■ **EXERCISE**:
In the records below, find the line containing "Read this page and output its text content." and repeat it and every line after it exactly, without pictures.

■ **TASK MATERIAL**:
********
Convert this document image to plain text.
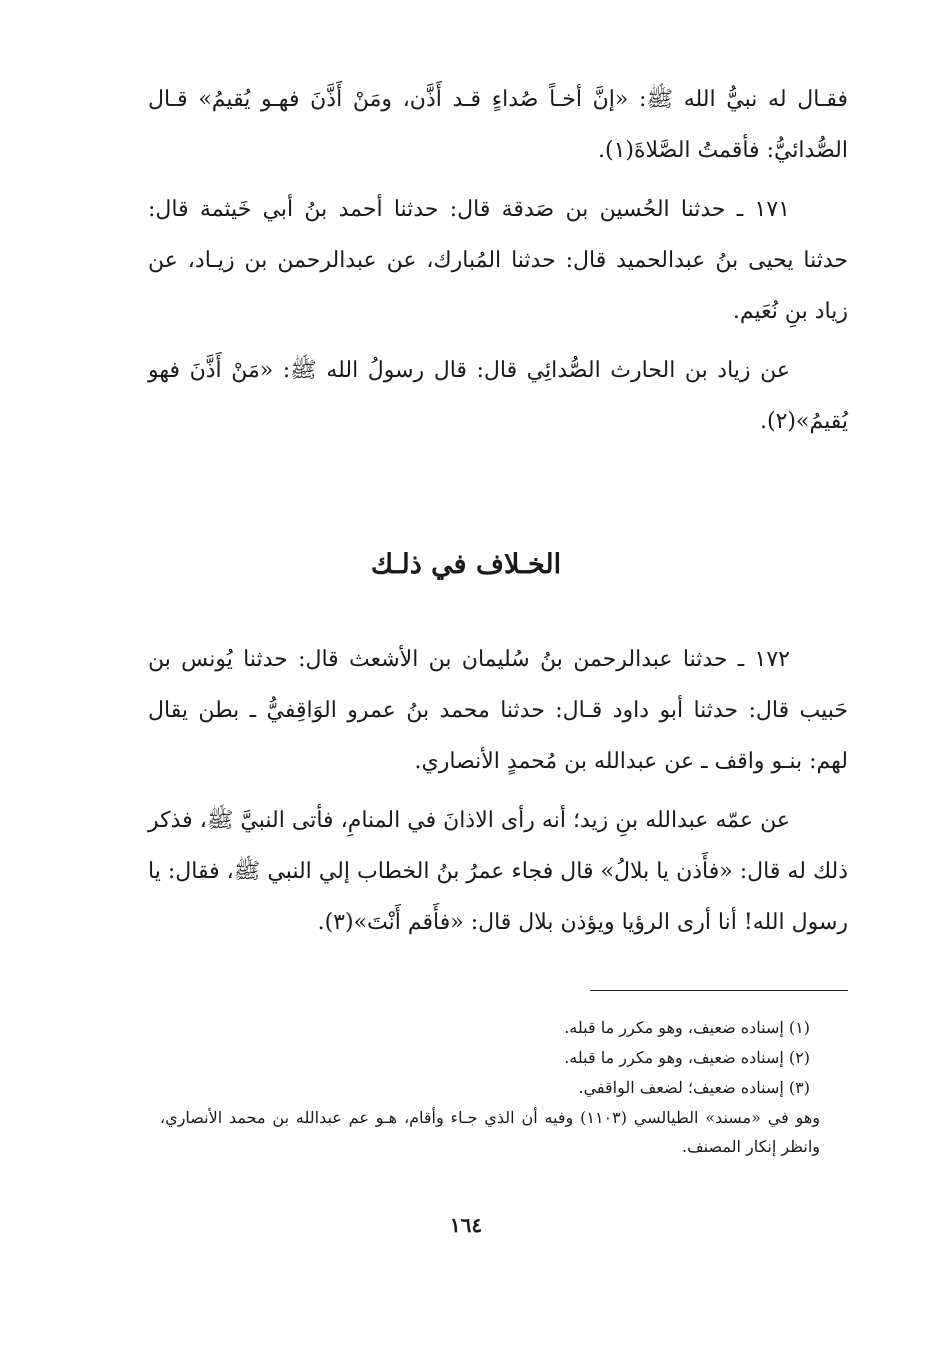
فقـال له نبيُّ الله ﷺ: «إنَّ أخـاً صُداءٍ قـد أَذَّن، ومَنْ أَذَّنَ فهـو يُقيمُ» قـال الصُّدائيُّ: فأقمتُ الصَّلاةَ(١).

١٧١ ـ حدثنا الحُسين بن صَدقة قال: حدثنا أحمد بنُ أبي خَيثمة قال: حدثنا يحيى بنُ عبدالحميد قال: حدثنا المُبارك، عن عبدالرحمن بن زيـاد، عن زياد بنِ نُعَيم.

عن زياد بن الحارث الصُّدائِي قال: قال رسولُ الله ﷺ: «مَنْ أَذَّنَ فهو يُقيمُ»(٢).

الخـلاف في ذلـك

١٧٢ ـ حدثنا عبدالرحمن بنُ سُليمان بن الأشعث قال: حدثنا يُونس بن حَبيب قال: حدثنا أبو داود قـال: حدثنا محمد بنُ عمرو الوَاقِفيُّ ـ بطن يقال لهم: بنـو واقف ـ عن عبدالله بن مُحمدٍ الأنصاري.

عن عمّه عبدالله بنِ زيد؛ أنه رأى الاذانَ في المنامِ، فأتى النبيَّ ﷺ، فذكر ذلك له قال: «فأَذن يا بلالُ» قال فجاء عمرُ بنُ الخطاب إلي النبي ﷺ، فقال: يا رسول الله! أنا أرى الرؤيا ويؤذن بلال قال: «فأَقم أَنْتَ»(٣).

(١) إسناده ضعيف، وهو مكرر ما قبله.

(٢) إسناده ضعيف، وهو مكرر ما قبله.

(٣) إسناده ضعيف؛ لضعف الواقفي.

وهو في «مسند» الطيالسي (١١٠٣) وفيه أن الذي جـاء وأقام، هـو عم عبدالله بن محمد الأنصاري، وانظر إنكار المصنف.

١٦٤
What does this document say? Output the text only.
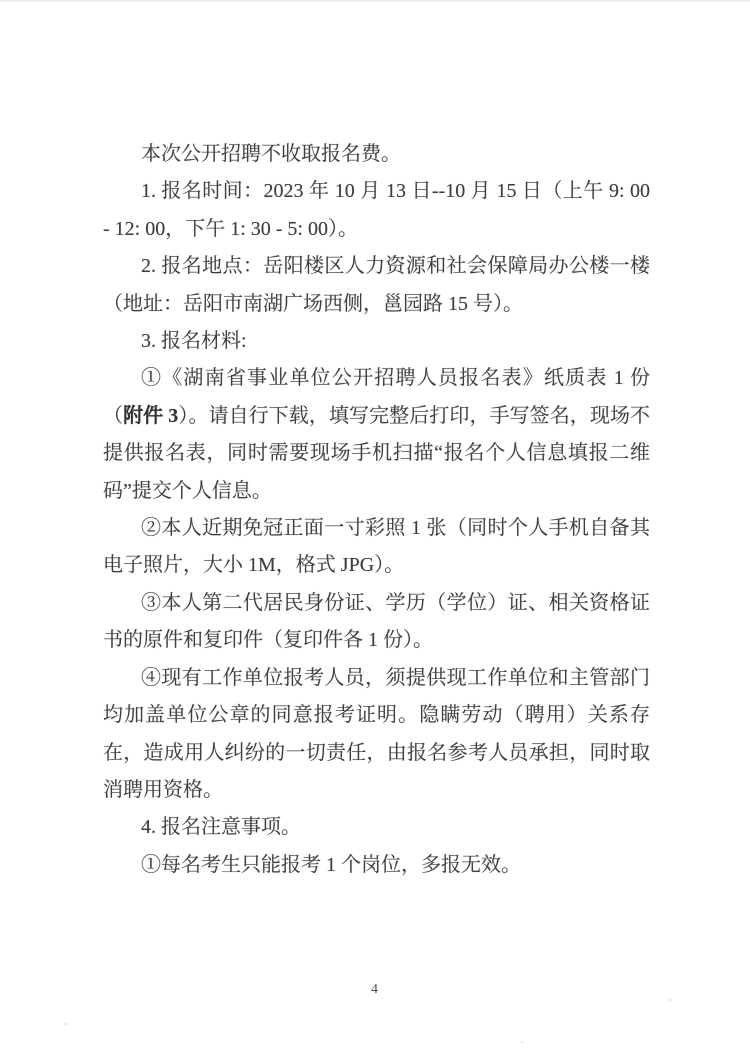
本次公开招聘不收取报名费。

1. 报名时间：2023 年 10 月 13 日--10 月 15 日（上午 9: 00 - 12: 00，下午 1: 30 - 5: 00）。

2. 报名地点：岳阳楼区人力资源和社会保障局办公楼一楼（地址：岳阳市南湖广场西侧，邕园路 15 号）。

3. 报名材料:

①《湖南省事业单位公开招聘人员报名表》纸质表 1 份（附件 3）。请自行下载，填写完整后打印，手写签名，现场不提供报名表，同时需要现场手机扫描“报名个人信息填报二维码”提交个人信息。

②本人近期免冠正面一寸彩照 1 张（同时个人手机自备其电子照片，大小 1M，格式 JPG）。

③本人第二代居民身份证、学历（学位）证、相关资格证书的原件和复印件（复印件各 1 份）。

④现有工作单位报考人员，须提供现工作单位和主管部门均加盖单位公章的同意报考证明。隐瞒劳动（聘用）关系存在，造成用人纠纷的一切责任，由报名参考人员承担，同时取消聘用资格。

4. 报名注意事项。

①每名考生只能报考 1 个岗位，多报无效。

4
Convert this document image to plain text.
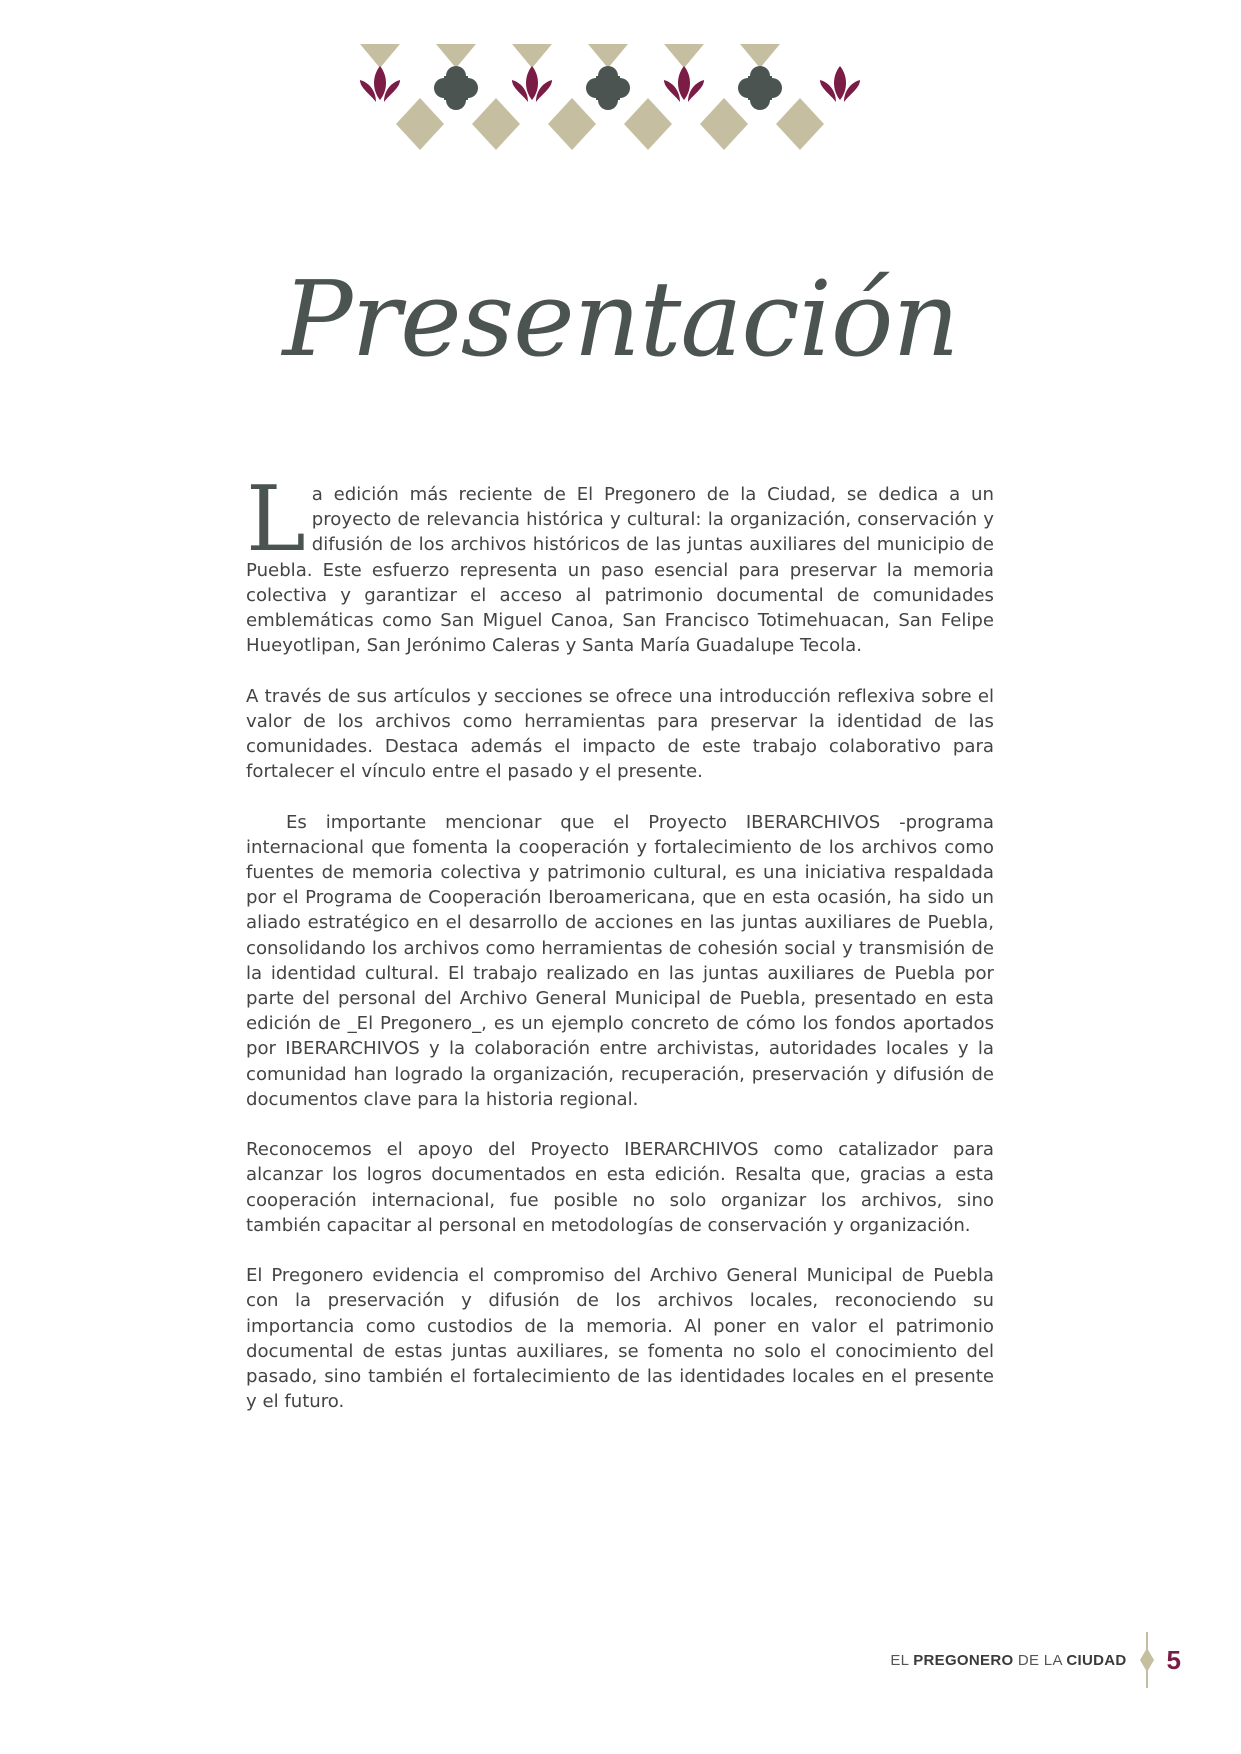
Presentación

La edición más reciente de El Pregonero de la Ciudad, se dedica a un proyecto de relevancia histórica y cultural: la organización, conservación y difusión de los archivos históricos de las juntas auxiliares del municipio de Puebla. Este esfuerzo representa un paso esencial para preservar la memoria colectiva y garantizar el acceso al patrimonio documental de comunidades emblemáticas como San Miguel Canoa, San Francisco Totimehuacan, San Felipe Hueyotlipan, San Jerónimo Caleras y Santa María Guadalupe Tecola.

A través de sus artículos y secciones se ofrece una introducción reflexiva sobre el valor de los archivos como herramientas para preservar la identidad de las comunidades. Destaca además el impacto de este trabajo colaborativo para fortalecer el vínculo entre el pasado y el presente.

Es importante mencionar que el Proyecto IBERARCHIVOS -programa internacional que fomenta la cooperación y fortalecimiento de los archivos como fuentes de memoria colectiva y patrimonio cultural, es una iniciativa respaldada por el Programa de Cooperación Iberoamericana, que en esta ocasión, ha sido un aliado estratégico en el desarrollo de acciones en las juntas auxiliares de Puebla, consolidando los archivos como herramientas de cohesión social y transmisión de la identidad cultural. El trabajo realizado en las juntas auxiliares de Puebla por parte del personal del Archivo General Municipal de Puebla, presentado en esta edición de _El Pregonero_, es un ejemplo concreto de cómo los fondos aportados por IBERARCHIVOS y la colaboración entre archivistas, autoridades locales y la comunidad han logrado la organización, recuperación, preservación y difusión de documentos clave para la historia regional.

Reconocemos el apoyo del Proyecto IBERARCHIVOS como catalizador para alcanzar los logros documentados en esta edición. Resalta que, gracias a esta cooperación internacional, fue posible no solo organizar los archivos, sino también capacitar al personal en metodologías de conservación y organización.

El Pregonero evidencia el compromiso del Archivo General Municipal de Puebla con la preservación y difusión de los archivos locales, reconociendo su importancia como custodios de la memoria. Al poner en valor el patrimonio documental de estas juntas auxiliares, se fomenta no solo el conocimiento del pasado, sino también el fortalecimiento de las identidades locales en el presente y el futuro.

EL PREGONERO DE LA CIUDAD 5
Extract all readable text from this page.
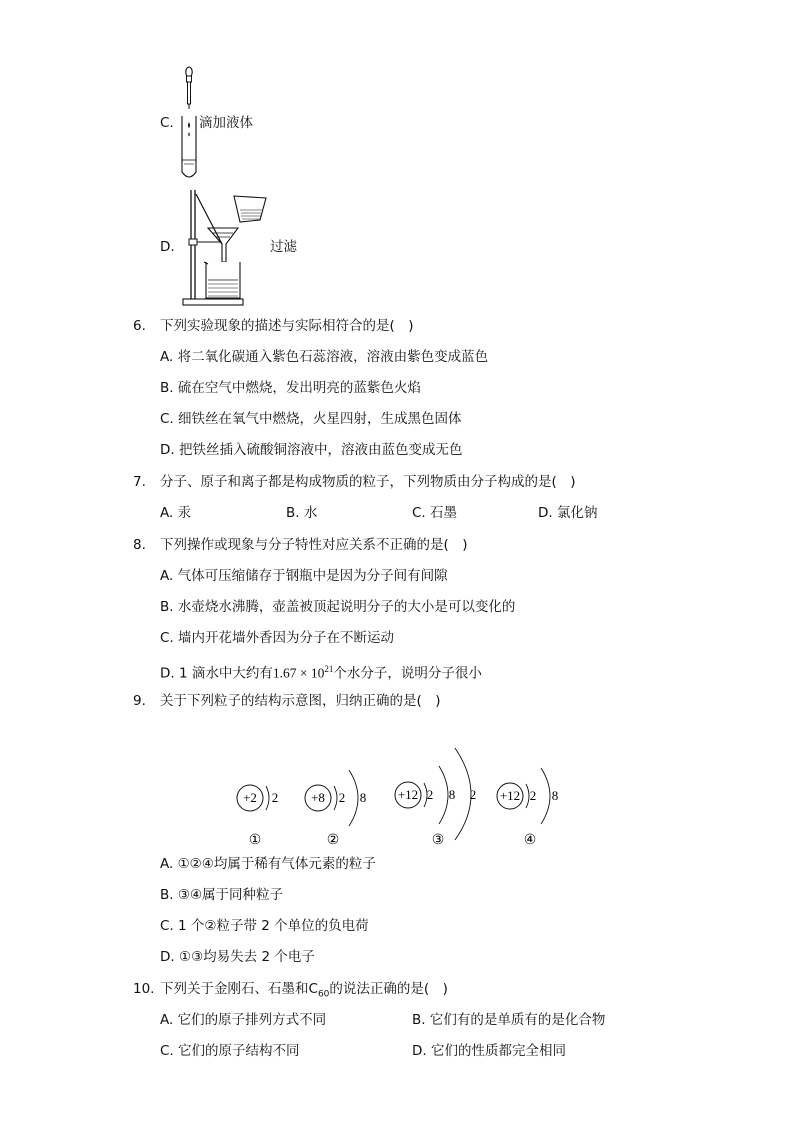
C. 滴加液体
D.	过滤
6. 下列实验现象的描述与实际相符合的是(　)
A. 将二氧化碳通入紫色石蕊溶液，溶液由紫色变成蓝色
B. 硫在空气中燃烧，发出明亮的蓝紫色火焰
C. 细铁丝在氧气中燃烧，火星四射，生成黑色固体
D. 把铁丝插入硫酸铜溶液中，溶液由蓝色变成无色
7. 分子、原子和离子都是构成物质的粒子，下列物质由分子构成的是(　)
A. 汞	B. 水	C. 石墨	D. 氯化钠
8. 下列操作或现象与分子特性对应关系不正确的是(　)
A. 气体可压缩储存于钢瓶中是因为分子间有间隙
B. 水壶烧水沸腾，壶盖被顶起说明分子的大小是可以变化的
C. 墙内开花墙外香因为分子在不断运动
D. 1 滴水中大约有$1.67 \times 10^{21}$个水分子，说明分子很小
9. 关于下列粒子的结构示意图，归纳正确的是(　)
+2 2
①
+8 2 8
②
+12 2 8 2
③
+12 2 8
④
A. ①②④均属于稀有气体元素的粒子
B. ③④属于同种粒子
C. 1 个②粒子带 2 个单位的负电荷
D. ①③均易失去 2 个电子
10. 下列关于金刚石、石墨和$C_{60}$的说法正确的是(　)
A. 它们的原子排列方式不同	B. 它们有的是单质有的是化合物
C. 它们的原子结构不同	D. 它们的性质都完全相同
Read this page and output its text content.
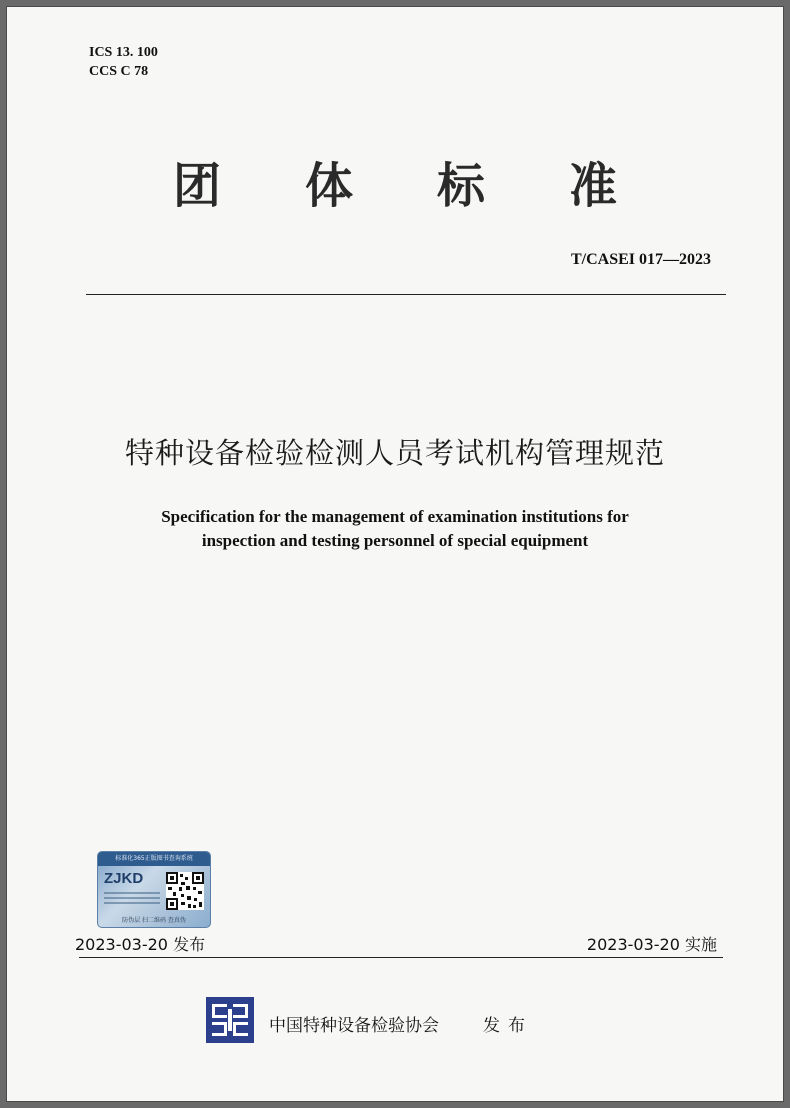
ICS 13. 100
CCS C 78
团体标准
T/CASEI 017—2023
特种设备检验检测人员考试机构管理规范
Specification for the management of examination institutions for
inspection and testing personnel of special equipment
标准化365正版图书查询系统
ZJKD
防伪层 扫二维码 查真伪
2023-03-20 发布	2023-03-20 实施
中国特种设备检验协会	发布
********
■ **COMPLETE ANSWER**:
Read this page and output its text content.
ICS 13. 100
CCS C 78
团体标准
T/CASEI 017—2023
特种设备检验检测人员考试机构管理规范
Specification for the management of examination institutions for
inspection and testing personnel of special equipment
标准化365正版图书查询系统
ZJKD
防伪层 扫二维码 查真伪
2023-03-20 发布	2023-03-20 实施
中国特种设备检验协会	发布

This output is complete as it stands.